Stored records
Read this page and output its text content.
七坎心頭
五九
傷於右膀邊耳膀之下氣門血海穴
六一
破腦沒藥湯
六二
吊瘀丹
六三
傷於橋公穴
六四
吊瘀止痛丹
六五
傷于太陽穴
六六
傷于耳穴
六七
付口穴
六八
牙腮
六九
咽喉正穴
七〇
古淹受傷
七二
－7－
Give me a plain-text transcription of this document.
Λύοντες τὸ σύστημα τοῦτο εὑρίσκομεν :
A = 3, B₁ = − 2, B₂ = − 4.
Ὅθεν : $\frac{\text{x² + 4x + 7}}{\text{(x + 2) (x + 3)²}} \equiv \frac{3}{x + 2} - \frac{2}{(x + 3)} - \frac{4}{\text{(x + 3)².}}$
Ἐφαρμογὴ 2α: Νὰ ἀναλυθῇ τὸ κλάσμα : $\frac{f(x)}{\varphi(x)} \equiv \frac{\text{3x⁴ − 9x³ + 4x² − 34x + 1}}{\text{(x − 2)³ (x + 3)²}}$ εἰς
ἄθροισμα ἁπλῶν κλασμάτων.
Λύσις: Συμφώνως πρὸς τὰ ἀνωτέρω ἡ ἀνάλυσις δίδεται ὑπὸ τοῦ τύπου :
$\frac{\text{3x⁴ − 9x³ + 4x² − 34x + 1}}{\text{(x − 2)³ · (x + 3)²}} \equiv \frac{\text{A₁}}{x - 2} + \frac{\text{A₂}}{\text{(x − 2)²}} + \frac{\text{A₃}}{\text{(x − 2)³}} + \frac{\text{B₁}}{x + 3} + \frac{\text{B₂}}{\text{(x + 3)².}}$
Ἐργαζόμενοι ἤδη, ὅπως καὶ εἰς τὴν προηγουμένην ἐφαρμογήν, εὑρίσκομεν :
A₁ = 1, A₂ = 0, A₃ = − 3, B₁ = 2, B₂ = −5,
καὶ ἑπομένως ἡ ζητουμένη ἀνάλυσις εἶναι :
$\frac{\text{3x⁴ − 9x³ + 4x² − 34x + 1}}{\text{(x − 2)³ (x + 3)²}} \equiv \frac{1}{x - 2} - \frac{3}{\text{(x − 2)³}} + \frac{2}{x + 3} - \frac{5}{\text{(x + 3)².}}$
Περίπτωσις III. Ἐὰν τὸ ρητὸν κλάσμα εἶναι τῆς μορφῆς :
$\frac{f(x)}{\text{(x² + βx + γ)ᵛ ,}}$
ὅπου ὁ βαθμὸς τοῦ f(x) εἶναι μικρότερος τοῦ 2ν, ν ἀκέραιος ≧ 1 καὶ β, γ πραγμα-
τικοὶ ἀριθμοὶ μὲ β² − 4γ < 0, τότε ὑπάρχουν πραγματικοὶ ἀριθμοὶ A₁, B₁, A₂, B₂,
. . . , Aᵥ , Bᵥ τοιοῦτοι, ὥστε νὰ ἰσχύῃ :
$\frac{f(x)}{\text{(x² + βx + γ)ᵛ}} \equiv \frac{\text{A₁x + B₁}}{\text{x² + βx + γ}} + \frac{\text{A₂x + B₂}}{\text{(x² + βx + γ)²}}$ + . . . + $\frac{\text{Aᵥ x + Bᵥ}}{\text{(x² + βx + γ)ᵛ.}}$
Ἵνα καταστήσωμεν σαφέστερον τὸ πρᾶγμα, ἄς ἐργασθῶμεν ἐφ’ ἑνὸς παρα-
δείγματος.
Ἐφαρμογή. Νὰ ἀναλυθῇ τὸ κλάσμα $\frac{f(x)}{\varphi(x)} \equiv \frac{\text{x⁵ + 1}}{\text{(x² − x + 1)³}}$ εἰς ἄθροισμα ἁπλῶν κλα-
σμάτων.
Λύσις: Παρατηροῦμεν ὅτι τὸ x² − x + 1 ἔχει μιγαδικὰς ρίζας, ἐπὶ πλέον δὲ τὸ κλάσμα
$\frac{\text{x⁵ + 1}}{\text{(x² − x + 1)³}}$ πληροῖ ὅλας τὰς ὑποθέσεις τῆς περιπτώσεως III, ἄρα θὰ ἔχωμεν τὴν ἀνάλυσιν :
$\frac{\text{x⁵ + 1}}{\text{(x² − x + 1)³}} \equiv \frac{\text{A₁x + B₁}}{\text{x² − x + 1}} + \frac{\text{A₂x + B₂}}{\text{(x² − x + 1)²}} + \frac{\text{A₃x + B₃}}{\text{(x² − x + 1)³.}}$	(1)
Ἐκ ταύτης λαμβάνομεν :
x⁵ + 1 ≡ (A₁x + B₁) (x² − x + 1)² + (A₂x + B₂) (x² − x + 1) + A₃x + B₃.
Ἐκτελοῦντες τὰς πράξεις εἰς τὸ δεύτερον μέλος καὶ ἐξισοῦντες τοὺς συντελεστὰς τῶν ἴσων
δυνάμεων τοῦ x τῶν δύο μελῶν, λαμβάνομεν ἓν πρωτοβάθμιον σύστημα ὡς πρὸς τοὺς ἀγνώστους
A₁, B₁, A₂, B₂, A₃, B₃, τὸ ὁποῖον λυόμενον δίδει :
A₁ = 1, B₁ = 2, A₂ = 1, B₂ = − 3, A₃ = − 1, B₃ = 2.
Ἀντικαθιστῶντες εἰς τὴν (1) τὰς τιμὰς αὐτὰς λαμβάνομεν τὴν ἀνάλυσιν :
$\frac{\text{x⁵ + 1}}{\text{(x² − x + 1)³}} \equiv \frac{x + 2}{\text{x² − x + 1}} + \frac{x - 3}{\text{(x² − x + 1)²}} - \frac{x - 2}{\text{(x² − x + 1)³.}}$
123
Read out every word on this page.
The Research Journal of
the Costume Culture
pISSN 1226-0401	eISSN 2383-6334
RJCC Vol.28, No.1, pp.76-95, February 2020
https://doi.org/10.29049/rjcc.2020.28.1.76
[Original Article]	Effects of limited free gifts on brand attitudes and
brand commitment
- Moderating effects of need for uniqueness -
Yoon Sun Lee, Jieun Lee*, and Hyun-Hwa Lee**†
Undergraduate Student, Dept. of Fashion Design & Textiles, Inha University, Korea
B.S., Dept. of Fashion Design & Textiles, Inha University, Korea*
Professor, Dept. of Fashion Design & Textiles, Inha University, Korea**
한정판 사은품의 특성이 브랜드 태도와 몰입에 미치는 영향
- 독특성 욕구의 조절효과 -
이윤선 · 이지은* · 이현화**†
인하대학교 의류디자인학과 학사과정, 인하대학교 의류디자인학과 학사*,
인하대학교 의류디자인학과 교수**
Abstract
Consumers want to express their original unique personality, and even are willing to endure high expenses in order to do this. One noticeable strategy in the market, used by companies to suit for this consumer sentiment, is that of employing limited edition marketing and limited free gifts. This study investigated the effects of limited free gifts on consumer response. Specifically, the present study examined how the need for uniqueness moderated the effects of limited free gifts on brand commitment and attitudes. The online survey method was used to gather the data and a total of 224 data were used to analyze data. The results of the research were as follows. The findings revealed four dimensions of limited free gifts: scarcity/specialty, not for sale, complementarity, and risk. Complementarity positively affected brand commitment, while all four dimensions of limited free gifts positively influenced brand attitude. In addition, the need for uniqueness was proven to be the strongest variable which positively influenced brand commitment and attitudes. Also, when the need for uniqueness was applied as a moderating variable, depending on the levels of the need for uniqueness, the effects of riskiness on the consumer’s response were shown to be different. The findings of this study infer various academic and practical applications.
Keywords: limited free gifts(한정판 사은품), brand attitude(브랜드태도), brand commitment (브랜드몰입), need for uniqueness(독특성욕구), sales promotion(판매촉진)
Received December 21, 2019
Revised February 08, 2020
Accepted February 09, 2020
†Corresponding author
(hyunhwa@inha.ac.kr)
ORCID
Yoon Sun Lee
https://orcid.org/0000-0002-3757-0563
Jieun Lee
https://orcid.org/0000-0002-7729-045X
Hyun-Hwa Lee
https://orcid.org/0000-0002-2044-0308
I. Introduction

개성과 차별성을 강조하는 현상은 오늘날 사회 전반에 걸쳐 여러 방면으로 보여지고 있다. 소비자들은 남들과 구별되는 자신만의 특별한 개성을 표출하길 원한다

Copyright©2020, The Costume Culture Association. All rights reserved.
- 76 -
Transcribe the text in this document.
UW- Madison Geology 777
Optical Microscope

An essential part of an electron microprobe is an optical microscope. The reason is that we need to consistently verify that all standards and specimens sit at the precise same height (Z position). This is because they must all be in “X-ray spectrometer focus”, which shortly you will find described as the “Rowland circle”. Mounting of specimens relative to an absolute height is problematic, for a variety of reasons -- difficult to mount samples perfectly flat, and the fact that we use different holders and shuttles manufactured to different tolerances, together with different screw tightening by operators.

[Task prompt]:
In the material above, find each line that contains the word "Yoon", and select it.

[Output for this exercise]:
Yoon Sun Lee, Jieun Lee*, and Hyun-Hwa Lee**†
Yoon Sun Lee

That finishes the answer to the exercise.